**Directive**
From the entries that follow, extract each line holding the string "Transfers".

## start

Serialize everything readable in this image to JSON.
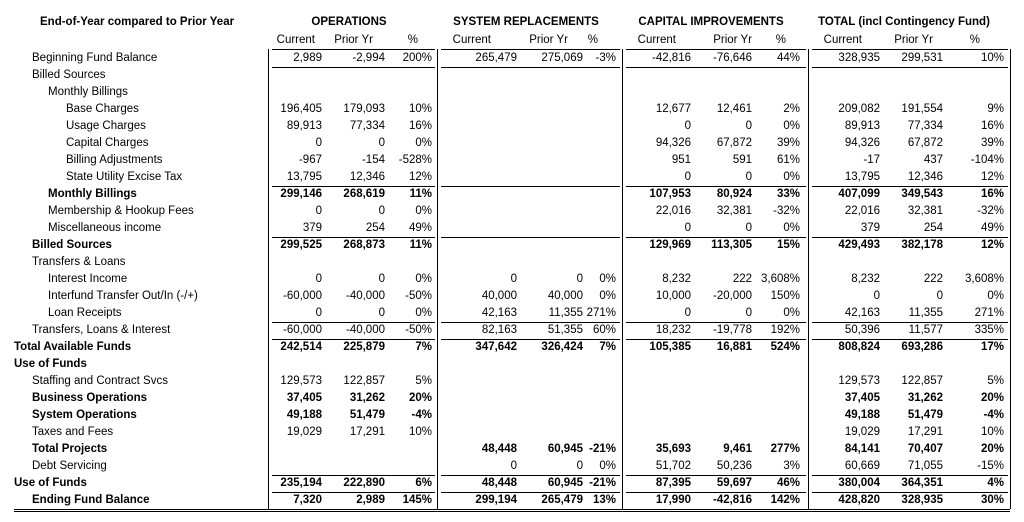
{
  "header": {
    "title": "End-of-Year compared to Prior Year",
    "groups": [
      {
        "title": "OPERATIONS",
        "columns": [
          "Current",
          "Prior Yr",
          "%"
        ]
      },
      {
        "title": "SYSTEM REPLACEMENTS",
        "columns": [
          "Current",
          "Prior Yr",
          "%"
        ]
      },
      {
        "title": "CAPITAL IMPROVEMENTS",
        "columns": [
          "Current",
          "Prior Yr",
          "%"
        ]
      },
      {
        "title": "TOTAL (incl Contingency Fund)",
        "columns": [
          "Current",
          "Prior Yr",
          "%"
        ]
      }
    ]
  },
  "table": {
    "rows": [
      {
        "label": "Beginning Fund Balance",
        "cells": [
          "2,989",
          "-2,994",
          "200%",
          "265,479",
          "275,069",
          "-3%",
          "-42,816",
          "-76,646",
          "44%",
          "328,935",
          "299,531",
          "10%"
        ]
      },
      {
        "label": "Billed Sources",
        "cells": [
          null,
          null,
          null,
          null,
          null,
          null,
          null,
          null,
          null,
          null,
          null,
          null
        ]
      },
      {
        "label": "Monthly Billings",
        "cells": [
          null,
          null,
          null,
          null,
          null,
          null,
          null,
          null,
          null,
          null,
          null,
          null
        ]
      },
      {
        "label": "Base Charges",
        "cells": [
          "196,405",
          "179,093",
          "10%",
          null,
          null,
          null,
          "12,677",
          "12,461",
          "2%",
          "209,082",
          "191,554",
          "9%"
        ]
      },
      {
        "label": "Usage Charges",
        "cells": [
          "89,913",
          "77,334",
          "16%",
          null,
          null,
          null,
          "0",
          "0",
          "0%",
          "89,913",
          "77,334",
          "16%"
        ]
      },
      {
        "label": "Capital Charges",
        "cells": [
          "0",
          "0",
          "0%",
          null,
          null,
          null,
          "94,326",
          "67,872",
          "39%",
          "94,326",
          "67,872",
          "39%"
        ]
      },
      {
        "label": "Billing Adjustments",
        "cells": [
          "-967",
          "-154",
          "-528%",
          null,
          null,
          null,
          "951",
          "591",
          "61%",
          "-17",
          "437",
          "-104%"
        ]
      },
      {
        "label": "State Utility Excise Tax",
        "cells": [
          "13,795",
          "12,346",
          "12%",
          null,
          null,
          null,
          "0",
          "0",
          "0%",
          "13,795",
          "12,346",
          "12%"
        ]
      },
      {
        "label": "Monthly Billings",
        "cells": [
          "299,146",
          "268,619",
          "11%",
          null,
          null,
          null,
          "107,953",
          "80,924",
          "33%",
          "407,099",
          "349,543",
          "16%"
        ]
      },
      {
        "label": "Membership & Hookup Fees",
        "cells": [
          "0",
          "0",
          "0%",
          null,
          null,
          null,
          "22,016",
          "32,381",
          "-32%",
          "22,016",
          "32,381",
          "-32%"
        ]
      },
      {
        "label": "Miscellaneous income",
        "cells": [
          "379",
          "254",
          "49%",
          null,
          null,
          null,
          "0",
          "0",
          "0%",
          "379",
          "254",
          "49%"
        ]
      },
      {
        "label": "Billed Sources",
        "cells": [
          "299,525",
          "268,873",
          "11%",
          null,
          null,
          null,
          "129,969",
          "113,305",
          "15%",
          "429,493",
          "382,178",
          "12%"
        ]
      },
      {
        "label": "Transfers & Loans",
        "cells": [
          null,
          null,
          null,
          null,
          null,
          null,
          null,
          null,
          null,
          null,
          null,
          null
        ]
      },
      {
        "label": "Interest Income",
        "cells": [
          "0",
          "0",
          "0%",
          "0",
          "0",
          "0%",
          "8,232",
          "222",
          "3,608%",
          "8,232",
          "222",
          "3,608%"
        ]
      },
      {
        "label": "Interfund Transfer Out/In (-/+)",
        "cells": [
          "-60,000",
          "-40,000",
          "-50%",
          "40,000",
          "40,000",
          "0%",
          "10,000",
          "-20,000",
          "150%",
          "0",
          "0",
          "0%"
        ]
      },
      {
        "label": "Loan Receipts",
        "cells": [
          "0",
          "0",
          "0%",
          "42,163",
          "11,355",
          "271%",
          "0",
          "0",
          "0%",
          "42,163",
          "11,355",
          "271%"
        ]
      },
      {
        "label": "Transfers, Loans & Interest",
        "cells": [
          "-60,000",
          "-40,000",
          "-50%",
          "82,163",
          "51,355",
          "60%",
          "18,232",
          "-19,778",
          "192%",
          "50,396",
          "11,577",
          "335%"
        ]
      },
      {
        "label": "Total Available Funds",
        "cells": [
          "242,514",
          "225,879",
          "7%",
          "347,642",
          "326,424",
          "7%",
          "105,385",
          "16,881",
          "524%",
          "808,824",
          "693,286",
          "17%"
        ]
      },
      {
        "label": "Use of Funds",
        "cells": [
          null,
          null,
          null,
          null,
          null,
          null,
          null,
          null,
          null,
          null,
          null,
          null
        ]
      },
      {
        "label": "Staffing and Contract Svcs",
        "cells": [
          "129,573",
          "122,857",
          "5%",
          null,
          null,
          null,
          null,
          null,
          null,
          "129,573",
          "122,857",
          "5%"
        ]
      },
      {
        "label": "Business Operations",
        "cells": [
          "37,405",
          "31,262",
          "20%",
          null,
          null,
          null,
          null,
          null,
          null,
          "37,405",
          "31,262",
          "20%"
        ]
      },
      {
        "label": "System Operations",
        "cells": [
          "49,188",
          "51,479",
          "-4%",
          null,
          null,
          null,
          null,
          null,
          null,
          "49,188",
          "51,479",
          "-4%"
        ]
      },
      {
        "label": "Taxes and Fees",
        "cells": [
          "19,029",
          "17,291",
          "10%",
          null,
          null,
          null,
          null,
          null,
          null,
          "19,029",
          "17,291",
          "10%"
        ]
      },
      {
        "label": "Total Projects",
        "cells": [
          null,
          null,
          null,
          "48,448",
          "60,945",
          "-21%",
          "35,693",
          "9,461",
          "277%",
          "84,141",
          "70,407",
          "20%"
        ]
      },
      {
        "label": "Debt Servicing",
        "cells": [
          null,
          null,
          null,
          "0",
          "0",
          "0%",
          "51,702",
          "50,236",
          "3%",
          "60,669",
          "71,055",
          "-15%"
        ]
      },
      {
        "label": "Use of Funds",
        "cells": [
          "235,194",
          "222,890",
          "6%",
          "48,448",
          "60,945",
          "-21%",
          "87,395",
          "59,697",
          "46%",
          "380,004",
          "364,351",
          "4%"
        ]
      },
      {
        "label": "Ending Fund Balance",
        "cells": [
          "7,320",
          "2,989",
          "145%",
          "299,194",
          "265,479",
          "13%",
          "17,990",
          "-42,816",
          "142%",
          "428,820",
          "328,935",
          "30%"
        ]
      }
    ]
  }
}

## end

**Response to this task**
        "label": "Transfers & Loans",
        "label": "Transfers, Loans & Interest",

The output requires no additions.